§ **WORK REQUIRED**
All entries must be extracted exactly, with nothing added or dropped.

-- START ITEMS --

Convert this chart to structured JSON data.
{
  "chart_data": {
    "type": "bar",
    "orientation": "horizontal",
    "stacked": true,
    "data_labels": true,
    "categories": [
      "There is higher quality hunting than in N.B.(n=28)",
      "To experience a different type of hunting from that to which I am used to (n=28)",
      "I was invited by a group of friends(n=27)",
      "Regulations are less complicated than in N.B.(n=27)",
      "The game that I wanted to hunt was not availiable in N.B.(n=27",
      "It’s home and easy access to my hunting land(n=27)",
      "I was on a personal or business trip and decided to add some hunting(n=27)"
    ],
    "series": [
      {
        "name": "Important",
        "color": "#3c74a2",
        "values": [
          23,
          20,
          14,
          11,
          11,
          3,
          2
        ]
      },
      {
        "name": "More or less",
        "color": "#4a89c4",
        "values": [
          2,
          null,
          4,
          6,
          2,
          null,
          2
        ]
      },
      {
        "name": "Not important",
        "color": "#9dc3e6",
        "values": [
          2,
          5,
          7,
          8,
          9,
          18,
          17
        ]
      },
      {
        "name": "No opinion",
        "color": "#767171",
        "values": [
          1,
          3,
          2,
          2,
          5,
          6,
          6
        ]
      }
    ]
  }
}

-- END ITEMS --

§ **REPLY**
Convert this chart to structured JSON data.
{
  "chart_data": {
    "type": "bar",
    "orientation": "horizontal",
    "stacked": true,
    "data_labels": true,
    "categories": [
      "There is higher quality hunting than in N.B.(n=28)",
      "To experience a different type of hunting from that to which I am used to (n=28)",
      "I was invited by a group of friends(n=27)",
      "Regulations are less complicated than in N.B.(n=27)",
      "The game that I wanted to hunt was not availiable in N.B.(n=27",
      "It’s home and easy access to my hunting land(n=27)",
      "I was on a personal or business trip and decided to add some hunting(n=27)"
    ],
    "series": [
      {
        "name": "Important",
        "color": "#3c74a2",
        "values": [
          23,
          20,
          14,
          11,
          11,
          3,
          2
        ]
      },
      {
        "name": "More or less",
        "color": "#4a89c4",
        "values": [
          2,
          null,
          4,
          6,
          2,
          null,
          2
        ]
      },
      {
        "name": "Not important",
        "color": "#9dc3e6",
        "values": [
          2,
          5,
          7,
          8,
          9,
          18,
          17
        ]
      },
      {
        "name": "No opinion",
        "color": "#767171",
        "values": [
          1,
          3,
          2,
          2,
          5,
          6,
          6
        ]
      }
    ]
  }
}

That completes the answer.